Exercise brief
Pull out each line of the data that includes the word "inappropriate".

Data extract Start Marker

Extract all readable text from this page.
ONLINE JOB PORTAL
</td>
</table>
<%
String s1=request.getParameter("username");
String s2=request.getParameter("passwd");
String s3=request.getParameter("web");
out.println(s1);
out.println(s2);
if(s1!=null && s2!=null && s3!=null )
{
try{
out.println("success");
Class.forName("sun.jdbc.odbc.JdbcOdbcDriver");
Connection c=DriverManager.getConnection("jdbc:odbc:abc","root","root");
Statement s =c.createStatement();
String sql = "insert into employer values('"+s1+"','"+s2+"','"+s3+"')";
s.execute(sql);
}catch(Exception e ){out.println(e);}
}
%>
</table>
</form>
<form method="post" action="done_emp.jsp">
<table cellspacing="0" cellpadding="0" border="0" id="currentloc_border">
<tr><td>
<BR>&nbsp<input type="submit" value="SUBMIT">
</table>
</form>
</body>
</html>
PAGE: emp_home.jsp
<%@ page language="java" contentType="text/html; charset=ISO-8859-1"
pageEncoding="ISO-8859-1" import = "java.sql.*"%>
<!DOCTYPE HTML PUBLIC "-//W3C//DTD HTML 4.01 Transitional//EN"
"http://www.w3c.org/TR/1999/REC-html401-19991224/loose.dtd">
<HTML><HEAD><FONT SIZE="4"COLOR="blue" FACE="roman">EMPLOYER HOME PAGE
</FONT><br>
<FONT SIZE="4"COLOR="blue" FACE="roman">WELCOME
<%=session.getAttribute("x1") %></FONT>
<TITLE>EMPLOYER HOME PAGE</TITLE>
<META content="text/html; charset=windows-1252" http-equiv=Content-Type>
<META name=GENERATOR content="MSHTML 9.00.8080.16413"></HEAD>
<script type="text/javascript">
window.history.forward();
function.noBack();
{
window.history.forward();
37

Data extract End Marker
Data extract Start Marker

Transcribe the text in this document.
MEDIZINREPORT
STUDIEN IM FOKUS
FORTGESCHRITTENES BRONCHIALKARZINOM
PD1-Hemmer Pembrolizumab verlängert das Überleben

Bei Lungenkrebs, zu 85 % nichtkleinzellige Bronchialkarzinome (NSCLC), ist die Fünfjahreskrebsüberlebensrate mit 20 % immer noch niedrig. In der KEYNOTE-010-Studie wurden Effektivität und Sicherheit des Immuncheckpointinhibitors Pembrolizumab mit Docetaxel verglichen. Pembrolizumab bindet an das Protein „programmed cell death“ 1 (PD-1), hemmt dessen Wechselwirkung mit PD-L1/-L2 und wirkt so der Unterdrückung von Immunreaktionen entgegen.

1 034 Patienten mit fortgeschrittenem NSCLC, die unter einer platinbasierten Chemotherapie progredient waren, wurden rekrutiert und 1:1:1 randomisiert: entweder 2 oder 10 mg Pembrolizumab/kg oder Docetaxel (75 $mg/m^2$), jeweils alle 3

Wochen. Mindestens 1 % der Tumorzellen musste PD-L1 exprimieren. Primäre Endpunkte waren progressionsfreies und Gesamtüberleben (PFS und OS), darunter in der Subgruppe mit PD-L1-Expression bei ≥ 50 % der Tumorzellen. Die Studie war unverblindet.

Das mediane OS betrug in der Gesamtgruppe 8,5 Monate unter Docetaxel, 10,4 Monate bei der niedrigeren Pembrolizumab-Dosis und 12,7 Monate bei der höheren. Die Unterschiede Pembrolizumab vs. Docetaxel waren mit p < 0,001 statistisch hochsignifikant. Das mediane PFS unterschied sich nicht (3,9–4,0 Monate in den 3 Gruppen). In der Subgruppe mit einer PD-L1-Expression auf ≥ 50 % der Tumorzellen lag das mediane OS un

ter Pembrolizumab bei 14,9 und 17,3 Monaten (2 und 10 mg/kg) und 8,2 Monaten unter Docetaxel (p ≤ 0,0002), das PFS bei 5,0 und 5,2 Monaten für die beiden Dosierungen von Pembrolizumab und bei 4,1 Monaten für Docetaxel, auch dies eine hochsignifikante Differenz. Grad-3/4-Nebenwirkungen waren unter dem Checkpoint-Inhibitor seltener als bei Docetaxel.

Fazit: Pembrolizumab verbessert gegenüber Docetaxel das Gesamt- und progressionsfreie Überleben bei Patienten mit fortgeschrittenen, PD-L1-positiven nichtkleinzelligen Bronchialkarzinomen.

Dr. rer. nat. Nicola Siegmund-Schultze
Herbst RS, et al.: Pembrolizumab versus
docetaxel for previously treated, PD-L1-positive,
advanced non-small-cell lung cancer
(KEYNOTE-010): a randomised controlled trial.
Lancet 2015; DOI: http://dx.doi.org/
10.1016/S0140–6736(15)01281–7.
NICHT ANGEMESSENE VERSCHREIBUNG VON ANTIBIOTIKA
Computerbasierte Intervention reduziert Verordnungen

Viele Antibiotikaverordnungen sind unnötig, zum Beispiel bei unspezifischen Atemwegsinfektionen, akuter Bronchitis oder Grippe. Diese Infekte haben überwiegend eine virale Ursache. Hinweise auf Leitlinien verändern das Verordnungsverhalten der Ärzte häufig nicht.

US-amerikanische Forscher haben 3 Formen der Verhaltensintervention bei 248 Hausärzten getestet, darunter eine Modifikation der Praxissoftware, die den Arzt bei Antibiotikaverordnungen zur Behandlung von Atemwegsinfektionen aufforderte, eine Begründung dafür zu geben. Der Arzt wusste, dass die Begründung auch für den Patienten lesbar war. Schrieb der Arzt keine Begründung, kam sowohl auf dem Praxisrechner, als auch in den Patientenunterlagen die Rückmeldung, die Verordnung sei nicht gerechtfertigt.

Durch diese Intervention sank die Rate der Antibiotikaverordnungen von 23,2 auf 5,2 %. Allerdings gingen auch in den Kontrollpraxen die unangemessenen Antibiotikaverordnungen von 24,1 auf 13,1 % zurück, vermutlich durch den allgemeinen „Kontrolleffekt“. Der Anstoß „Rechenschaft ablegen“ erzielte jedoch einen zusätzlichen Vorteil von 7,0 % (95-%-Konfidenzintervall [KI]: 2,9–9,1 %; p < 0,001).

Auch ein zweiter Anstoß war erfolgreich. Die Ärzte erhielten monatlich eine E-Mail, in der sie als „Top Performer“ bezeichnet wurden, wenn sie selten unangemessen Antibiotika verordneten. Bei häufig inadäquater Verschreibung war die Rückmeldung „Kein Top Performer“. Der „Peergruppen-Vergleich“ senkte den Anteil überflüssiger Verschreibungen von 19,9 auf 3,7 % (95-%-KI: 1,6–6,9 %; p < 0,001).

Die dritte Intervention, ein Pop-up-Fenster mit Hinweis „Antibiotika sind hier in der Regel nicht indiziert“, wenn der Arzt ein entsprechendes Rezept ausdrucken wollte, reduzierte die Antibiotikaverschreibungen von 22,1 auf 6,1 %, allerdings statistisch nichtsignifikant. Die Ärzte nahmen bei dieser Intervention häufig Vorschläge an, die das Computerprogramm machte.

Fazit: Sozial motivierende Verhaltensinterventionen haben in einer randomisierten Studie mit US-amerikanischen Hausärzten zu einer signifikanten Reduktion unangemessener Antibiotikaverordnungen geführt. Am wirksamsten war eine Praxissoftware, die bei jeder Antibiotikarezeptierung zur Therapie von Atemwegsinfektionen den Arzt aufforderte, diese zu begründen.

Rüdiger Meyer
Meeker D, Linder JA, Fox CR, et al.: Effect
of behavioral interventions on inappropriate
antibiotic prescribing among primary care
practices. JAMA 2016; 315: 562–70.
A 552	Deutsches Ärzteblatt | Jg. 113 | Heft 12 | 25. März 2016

Data extract End Marker
Data extract Start Marker

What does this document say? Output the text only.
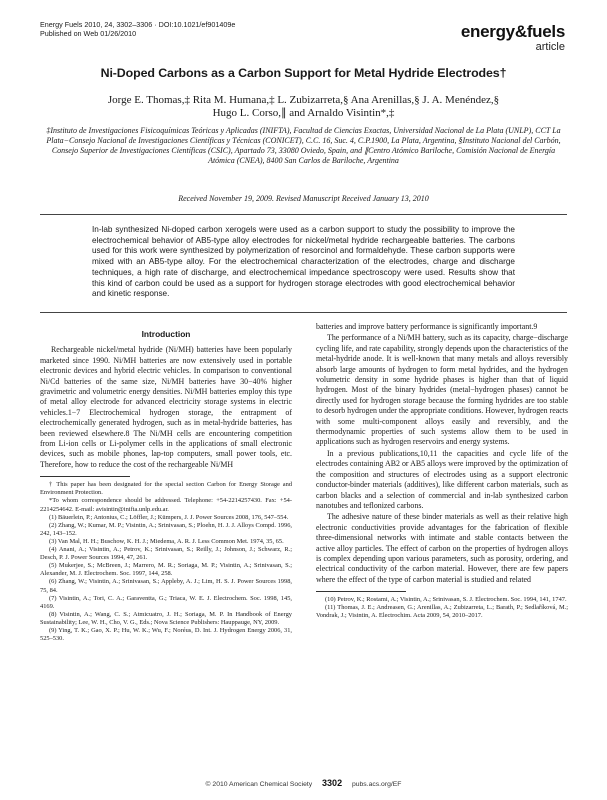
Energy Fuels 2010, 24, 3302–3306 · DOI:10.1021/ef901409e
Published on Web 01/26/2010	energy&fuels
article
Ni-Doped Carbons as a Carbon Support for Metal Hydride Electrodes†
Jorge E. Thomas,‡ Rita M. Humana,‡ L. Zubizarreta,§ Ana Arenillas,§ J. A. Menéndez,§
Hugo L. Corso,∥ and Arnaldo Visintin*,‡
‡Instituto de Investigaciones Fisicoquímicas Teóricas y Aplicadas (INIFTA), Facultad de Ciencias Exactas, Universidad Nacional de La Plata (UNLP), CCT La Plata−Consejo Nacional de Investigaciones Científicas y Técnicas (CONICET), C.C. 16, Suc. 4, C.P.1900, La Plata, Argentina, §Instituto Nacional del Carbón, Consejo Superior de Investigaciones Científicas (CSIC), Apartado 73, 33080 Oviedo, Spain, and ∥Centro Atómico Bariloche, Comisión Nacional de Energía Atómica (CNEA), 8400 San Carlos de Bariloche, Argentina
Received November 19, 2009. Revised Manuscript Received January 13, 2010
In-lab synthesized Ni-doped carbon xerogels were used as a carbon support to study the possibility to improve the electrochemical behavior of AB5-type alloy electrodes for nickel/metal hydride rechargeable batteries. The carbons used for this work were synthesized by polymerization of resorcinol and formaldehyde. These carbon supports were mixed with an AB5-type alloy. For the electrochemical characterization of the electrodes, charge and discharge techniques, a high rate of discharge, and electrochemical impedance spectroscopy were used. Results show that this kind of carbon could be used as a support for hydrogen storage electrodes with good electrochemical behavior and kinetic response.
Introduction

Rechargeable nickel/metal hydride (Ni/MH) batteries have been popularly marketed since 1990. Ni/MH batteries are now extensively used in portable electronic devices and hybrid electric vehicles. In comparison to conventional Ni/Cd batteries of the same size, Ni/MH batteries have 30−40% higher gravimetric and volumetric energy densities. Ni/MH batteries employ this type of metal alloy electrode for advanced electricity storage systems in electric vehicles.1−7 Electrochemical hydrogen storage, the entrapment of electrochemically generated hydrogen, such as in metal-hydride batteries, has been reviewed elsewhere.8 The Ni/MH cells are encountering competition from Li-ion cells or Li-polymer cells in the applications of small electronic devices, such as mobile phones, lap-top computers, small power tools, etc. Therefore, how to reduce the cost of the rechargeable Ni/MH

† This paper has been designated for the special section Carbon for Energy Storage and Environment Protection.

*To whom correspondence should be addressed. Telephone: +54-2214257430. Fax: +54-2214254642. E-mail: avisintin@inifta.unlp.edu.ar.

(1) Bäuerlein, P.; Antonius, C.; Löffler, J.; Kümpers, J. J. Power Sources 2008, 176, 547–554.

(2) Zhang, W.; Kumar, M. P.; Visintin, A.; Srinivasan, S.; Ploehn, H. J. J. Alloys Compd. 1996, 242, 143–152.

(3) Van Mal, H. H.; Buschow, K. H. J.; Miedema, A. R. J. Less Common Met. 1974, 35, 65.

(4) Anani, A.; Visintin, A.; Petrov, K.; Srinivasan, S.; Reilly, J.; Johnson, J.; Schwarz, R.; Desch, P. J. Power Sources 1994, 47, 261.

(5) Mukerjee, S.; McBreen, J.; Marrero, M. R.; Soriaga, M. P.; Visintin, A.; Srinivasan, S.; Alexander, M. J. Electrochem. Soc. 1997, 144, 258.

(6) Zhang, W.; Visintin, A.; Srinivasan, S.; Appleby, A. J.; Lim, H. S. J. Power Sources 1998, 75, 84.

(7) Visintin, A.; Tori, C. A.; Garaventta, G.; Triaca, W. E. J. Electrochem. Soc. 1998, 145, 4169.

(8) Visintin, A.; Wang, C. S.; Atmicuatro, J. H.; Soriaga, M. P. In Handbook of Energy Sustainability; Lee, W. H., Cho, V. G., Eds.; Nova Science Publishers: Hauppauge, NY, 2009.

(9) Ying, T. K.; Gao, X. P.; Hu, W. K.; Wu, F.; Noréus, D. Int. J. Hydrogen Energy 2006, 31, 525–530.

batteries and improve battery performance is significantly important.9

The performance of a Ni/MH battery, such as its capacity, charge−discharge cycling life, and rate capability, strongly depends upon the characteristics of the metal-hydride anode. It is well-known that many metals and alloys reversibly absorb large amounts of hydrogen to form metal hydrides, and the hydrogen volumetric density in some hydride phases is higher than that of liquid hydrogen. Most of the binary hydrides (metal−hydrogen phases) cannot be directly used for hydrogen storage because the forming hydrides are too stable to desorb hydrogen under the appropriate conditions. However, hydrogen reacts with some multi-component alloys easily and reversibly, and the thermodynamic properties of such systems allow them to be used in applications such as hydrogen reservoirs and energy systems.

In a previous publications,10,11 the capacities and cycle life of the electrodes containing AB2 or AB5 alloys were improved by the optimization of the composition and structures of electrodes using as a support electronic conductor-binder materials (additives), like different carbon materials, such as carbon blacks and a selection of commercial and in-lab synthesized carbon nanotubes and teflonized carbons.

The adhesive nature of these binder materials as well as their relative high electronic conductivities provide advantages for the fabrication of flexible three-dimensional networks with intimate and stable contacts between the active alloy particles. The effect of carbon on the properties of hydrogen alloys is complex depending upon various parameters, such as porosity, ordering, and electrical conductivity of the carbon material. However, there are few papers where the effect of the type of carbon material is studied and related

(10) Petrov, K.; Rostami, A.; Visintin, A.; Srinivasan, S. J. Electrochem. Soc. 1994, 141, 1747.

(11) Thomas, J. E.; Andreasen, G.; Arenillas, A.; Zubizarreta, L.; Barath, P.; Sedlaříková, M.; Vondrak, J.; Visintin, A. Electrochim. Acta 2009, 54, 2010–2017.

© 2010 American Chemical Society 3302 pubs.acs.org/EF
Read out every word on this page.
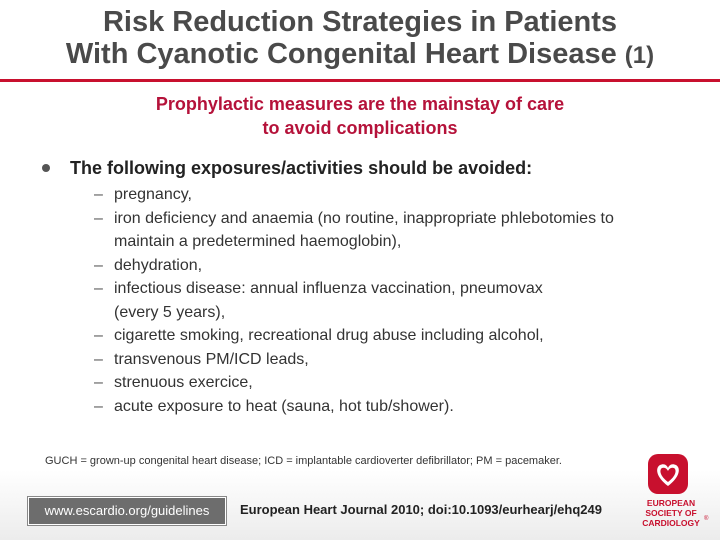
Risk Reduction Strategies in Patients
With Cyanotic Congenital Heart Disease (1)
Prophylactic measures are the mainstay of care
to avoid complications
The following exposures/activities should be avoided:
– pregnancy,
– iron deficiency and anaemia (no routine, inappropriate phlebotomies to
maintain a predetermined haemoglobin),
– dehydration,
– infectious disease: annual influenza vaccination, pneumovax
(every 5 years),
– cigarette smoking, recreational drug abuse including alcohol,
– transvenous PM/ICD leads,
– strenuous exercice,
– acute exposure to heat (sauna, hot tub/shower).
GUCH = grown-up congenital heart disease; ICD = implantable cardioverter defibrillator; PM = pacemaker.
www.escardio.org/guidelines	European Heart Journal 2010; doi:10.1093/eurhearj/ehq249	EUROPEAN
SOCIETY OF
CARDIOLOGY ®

Data extract End Marker

The answer
of behavioral interventions on inappropriate
– iron deficiency and anaemia (no routine, inappropriate phlebotomies to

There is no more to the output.